[Short exercise]:
Please copy every line of the records below word for word, omitting the pictures from your answer.

[Dataset content]:

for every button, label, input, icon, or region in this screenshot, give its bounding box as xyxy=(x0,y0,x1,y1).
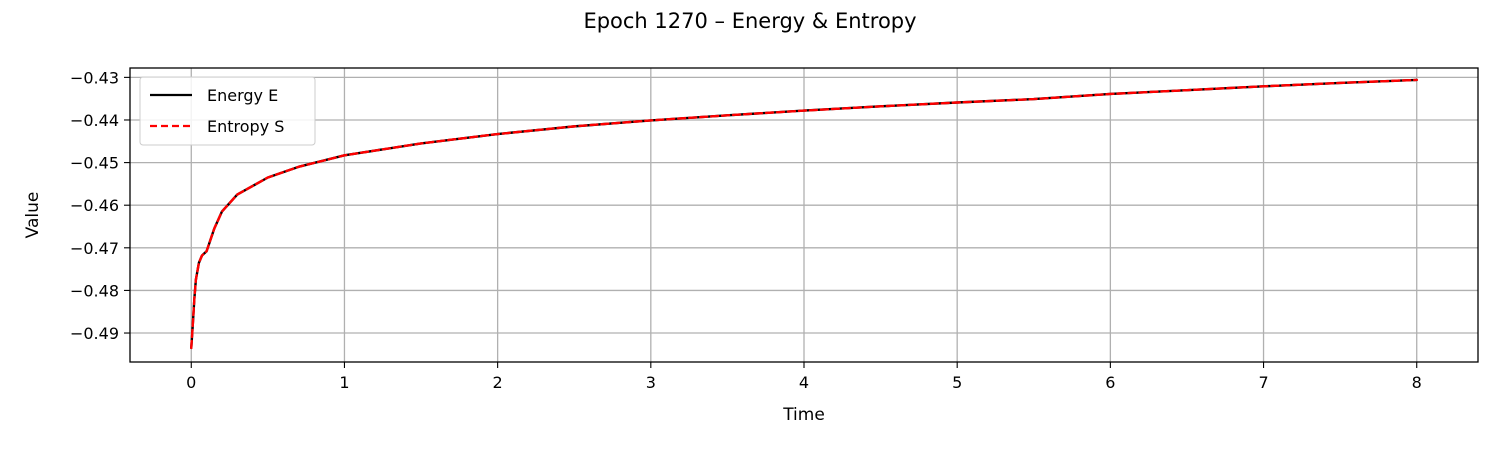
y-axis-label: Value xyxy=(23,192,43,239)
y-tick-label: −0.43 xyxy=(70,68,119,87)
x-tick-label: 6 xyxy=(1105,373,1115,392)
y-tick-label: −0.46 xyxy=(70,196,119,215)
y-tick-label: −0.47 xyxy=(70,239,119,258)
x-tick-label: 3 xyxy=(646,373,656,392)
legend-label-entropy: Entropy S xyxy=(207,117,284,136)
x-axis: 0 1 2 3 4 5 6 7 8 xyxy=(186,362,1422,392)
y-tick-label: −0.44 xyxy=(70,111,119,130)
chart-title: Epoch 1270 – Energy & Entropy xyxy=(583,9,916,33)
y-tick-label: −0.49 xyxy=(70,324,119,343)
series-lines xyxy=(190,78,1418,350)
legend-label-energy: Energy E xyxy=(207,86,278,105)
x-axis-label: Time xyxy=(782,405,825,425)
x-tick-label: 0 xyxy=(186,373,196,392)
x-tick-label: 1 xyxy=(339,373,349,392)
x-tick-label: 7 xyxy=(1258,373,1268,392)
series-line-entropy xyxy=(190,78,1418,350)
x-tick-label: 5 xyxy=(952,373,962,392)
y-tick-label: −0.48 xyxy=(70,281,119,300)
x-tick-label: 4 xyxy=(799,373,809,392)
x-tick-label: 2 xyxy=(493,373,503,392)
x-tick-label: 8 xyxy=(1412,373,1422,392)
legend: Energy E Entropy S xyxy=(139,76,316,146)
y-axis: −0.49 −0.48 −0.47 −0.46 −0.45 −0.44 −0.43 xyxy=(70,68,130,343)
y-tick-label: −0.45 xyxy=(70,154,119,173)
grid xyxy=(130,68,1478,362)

[Solution for this exercise]:
for every button, label, input, icon, or region in this screenshot, give its bounding box as xyxy=(x0,y0,x1,y1).
y-axis-label: Value xyxy=(23,192,43,239)
y-tick-label: −0.43 xyxy=(70,68,119,87)
x-tick-label: 6 xyxy=(1105,373,1115,392)
y-tick-label: −0.46 xyxy=(70,196,119,215)
y-tick-label: −0.47 xyxy=(70,239,119,258)
x-tick-label: 3 xyxy=(646,373,656,392)
legend-label-entropy: Entropy S xyxy=(207,117,284,136)
x-axis: 0 1 2 3 4 5 6 7 8 xyxy=(186,362,1422,392)
y-tick-label: −0.44 xyxy=(70,111,119,130)
chart-title: Epoch 1270 – Energy & Entropy xyxy=(583,9,916,33)
y-tick-label: −0.49 xyxy=(70,324,119,343)
series-lines xyxy=(190,78,1418,350)
legend-label-energy: Energy E xyxy=(207,86,278,105)
x-axis-label: Time xyxy=(782,405,825,425)
x-tick-label: 0 xyxy=(186,373,196,392)
x-tick-label: 1 xyxy=(339,373,349,392)
x-tick-label: 7 xyxy=(1258,373,1268,392)
series-line-entropy xyxy=(190,78,1418,350)
x-tick-label: 5 xyxy=(952,373,962,392)
y-tick-label: −0.48 xyxy=(70,281,119,300)
x-tick-label: 4 xyxy=(799,373,809,392)
x-tick-label: 2 xyxy=(493,373,503,392)
x-tick-label: 8 xyxy=(1412,373,1422,392)
legend: Energy E Entropy S xyxy=(139,76,316,146)
y-axis: −0.49 −0.48 −0.47 −0.46 −0.45 −0.44 −0.43 xyxy=(70,68,130,343)
y-tick-label: −0.45 xyxy=(70,154,119,173)
grid xyxy=(130,68,1478,362)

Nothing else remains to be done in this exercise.